== Direction ==
Determine the number of lines holding the word "Employment"; answer with that number only.

----------

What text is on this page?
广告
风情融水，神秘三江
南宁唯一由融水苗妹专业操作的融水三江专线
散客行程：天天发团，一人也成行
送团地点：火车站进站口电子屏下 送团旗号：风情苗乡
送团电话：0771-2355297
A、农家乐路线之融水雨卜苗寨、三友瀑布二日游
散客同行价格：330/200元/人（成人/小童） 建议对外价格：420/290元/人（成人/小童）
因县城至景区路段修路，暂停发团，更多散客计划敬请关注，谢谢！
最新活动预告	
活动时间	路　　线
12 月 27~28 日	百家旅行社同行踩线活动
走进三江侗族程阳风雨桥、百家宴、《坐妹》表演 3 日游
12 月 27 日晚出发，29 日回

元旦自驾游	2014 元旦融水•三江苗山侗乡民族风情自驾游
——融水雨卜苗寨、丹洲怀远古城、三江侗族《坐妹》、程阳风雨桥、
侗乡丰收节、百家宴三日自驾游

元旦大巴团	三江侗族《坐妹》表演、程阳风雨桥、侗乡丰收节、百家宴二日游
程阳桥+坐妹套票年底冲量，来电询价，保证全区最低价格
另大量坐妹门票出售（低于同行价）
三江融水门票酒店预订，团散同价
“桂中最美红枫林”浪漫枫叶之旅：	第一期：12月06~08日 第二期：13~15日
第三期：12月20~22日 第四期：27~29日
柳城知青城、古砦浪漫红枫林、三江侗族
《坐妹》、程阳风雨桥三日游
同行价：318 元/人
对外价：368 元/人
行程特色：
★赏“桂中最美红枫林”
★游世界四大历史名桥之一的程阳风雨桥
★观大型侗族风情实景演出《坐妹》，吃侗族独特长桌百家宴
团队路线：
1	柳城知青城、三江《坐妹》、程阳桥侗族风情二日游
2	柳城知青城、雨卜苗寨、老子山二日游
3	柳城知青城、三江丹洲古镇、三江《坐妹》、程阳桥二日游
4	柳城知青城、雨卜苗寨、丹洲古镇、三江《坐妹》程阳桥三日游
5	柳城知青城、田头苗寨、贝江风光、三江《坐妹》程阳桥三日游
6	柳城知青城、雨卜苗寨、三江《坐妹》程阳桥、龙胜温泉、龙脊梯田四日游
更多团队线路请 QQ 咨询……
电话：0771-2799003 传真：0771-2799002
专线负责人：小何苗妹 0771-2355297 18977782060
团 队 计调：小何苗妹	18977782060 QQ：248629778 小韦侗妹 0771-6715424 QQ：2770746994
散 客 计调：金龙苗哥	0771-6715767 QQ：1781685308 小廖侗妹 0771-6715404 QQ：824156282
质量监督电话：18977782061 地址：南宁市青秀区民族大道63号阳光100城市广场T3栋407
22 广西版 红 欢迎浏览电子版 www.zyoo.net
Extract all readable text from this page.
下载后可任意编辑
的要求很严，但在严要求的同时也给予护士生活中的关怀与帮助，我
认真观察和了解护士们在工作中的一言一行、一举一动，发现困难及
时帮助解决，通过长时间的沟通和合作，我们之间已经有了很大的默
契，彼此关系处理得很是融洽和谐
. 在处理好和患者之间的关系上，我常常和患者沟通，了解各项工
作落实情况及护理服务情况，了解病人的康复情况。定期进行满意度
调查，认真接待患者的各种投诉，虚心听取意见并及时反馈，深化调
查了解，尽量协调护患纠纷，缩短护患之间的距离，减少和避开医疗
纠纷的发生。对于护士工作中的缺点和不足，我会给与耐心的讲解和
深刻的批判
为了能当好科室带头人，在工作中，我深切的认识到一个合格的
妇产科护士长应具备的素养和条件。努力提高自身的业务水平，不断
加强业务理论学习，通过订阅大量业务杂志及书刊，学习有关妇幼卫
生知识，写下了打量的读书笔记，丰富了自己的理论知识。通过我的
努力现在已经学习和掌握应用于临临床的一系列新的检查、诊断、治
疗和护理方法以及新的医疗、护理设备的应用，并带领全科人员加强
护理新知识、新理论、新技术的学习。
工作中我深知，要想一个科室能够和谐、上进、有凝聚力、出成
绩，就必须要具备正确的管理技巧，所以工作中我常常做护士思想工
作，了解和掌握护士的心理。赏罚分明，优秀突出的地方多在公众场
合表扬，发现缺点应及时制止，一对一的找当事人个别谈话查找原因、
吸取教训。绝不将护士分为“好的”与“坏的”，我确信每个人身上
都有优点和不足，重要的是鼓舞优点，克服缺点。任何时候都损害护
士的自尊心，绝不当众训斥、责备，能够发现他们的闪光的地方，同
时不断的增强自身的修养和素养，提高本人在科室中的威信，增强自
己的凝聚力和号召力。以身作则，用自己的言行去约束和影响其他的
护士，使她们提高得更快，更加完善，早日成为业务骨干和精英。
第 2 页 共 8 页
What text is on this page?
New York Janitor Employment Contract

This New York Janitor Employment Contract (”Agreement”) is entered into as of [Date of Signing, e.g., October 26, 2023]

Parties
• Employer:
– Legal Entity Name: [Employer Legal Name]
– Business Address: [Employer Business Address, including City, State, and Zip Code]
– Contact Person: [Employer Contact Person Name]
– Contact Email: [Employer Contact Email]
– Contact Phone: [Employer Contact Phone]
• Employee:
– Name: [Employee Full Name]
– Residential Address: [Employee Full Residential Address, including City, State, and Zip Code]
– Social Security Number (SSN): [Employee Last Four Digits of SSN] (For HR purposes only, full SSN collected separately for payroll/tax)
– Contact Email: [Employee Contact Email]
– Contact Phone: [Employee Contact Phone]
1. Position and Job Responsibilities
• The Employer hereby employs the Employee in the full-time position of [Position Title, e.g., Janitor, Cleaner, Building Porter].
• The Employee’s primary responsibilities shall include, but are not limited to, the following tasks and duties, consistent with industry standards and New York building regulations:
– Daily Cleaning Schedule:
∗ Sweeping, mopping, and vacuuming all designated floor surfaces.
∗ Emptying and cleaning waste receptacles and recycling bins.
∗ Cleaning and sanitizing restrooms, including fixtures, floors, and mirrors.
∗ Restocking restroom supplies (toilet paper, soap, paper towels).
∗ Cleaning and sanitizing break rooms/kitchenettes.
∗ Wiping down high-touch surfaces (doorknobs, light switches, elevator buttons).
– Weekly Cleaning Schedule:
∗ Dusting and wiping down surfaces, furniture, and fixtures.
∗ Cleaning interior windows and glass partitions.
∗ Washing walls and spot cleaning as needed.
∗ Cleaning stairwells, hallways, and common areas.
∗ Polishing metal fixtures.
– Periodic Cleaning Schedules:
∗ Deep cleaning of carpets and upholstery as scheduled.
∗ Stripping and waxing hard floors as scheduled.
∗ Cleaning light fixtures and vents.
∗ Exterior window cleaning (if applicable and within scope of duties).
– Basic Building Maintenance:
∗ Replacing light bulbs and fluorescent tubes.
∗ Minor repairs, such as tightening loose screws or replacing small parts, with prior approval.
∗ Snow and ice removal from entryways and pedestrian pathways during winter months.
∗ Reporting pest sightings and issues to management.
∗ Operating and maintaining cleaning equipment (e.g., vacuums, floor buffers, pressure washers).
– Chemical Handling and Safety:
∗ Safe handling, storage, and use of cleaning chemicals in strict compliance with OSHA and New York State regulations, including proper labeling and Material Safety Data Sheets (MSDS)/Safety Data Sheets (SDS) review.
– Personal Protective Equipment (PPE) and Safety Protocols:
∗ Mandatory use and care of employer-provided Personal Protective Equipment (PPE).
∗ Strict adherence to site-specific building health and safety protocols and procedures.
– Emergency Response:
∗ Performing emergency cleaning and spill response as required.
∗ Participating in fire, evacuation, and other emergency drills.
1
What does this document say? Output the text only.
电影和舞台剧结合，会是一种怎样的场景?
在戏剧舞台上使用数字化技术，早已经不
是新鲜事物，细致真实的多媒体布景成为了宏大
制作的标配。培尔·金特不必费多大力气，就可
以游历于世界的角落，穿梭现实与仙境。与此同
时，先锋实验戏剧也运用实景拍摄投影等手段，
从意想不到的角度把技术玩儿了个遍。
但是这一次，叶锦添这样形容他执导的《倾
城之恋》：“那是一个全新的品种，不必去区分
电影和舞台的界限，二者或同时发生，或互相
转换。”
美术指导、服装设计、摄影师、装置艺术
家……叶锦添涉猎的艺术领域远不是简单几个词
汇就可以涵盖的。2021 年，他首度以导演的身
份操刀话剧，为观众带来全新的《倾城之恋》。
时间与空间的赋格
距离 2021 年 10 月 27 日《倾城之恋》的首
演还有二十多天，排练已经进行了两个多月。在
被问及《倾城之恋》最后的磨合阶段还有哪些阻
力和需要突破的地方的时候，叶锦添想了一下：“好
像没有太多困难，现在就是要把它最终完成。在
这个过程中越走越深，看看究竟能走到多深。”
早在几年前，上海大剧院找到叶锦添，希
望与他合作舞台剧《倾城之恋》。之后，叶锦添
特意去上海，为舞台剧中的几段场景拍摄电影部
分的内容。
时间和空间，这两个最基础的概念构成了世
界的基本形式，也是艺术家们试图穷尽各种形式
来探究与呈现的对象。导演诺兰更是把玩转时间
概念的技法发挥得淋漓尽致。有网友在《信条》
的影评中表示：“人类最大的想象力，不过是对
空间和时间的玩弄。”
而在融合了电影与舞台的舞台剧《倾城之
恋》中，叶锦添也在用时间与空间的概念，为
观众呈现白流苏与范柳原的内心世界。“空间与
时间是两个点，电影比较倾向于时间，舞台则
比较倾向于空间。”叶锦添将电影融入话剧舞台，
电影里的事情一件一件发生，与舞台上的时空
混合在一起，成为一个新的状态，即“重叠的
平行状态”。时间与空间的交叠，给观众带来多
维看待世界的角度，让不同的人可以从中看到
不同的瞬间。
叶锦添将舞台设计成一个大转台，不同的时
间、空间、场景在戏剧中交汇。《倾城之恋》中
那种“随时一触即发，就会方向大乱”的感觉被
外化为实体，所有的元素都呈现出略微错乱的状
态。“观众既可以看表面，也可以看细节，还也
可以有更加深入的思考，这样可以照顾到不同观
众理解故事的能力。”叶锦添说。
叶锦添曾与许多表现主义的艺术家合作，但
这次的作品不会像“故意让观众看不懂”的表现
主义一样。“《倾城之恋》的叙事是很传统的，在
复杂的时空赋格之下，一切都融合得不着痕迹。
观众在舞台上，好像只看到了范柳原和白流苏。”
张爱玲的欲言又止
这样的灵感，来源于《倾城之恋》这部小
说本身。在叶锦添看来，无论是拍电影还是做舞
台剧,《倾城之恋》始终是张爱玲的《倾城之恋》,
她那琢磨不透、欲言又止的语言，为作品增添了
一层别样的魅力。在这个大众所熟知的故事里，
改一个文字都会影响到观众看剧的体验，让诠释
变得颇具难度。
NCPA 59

----------

== Output for this task ==
2